Documentfragment:
● ● ●

Als een huurruimte gebreken vertoont die het huurgenot aantasten, heeft de huurder in beginsel recht op huurvermindering. Deze huurvermindering moet echter wel in een redelijke verhouding staan tot het gebrek. Dat klinkt logisch, maar niet voor een huurder van een evenementenruimte in Rotterdam. Zij betaalde jarenlang geen enkele huur, maar gebruikte de huurruimte wel. De verhuurder startte een ontruimingsprocedure. Advocaat huurrecht bedrijfsruimte Thomas van Vugt bespreekt de zaak.
In deze zaak voerde de huurder aan dat zij geen huur betaalde vanwege ernstige gebreken aan het gehuurde. De verhuurder vordert naast ontbinding en ontruiming, betaling van de huurachterstand van inmiddels bijna € 500.000,-.
Het oordeel van de Rotterdamse kantonrechter is helder: om het helemaal niet betalen van huur te rechtvaardigen, moet er echter heel wat aan de hand zijn met de huurpanden. Er moet welhaast sprake zijn van een situatie waarin de panden op geen enkele wijze te gebruiken zijn. Dat dit zo is blijkt echter nergens uit, integendeel.
De verhuurder heeft tijdens de procedure een lijst gegeven van evenementen die in het gehuurde plaatsvonden in de afgelopen jaren. Het gehuurde werd dus wel, en zelfs veel, gebruikt. Dat dit gebruik, zoals de huurder aanvoert, onder ‘beperkende en bezwarende condities’ zou hebben plaatsgevonden is niet aangetoond.

● ● ●

Annotaties van elementkaders:
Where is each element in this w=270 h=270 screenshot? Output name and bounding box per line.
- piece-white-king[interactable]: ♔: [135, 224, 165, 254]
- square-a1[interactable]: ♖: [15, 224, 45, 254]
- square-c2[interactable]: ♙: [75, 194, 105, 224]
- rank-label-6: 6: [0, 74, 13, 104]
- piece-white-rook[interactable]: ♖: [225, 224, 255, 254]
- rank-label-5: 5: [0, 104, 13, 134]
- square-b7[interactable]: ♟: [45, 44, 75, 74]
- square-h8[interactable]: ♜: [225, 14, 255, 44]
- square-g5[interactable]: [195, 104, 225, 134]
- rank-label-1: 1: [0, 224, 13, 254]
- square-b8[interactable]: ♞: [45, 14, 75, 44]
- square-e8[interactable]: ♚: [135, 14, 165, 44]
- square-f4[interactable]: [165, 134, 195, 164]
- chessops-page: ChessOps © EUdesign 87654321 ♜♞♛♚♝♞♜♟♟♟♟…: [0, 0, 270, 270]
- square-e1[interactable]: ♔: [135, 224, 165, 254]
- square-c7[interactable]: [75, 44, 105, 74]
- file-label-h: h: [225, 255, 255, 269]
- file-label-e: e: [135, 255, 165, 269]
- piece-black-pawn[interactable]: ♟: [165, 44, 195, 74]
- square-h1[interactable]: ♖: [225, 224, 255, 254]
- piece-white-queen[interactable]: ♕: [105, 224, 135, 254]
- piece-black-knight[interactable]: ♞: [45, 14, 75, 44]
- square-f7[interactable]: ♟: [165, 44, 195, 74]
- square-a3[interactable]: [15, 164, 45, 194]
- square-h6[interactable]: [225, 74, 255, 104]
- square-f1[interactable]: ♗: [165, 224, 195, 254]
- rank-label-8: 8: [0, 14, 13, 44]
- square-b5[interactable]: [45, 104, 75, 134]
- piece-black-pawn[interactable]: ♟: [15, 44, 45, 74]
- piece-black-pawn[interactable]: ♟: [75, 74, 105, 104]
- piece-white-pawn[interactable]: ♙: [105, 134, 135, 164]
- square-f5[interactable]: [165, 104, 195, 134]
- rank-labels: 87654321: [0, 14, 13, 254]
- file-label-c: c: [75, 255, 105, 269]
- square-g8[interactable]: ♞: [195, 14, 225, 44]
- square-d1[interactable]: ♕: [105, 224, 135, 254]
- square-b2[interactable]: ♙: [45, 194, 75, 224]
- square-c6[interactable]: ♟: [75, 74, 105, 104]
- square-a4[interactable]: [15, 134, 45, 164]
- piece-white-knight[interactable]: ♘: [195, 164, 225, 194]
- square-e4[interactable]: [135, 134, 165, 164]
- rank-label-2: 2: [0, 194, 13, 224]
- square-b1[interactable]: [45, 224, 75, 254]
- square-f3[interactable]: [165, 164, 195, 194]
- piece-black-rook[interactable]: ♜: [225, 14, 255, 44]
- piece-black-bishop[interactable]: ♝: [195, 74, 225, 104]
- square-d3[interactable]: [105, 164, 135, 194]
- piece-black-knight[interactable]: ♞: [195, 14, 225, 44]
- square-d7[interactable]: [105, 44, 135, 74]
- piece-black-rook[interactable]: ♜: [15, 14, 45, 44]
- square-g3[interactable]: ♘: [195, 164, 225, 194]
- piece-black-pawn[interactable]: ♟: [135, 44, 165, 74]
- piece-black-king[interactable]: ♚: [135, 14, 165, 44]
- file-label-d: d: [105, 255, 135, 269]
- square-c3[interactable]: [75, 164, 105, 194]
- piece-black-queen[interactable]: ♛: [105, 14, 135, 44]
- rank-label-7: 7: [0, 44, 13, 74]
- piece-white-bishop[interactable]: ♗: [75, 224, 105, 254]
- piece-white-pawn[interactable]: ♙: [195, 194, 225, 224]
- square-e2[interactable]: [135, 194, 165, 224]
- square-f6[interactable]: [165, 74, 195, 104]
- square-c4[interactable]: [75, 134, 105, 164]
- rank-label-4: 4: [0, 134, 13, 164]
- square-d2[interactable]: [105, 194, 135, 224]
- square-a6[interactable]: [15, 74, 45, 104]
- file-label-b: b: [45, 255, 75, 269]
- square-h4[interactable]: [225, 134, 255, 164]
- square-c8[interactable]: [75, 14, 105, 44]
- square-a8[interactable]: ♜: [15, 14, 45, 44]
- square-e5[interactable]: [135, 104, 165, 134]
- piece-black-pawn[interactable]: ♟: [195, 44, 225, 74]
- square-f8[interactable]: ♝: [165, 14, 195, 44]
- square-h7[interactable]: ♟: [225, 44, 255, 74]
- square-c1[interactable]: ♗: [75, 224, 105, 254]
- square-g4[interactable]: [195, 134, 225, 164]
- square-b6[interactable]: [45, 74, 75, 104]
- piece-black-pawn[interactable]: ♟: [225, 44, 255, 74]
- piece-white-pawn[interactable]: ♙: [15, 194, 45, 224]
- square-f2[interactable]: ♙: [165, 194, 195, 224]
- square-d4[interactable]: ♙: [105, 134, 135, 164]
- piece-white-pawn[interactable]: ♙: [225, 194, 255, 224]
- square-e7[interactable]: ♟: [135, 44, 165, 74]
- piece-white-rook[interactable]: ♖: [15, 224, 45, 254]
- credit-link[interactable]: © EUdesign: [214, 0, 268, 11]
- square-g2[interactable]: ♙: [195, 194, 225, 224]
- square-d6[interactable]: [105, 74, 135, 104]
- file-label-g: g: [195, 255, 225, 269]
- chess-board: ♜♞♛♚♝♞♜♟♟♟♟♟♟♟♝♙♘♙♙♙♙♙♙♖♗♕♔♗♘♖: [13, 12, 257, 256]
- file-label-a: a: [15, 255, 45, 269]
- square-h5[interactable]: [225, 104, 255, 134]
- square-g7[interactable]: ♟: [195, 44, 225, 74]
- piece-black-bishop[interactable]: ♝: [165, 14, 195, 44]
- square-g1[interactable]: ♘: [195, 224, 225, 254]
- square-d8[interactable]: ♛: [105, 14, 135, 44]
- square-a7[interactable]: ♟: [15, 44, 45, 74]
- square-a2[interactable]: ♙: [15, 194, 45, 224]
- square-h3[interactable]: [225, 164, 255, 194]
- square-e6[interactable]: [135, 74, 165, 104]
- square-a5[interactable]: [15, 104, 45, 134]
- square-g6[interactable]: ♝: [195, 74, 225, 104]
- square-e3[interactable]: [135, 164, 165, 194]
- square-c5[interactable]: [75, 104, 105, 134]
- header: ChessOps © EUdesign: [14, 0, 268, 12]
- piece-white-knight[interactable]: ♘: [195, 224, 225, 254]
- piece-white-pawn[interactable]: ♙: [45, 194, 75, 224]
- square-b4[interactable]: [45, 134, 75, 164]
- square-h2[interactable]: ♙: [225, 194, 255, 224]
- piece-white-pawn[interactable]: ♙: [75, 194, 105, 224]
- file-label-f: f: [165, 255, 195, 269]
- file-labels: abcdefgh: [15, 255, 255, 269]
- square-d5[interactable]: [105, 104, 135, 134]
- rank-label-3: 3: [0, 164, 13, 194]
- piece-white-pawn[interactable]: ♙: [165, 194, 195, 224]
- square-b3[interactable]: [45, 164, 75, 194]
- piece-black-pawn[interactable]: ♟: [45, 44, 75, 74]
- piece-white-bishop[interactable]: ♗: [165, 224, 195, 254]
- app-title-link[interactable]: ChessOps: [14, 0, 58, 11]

● ● ●

Vereiste taak 1:
Noem alle vorderingen die de verhuurder volgens de tekst over huurvermindering instelt.
Vereiste taak 2:
Kopieer letterlijk het gedeelte van de tekst over huurvermindering tussen "Het oordeel van" en "is niet aangetoond.", beide inbegrepen.
De records vormen afzonderlijk materiaal dat los staat van de tekst over huurvermindering.

Resultaat taak 1:
- Ontbinding
- Ontruiming
- Betaling van de huurachterstand van inmiddels bijna € 500.000,-

Resultaat taak 2:
Het oordeel van de Rotterdamse kantonrechter is helder: om het helemaal niet betalen van huur te rechtvaardigen, moet er echter heel wat aan de hand zijn met de huurpanden. Er moet welhaast sprake zijn van een situatie waarin de panden op geen enkele wijze te gebruiken zijn. Dat dit zo is blijkt echter nergens uit, integendeel.
De verhuurder heeft tijdens de procedure een lijst gegeven van evenementen die in het gehuurde plaatsvonden in de afgelopen jaren. Het gehuurde werd dus wel, en zelfs veel, gebruikt. Dat dit gebruik, zoals de huurder aanvoert, onder ‘beperkende en bezwarende condities’ zou hebben plaatsgevonden is niet aangetoond.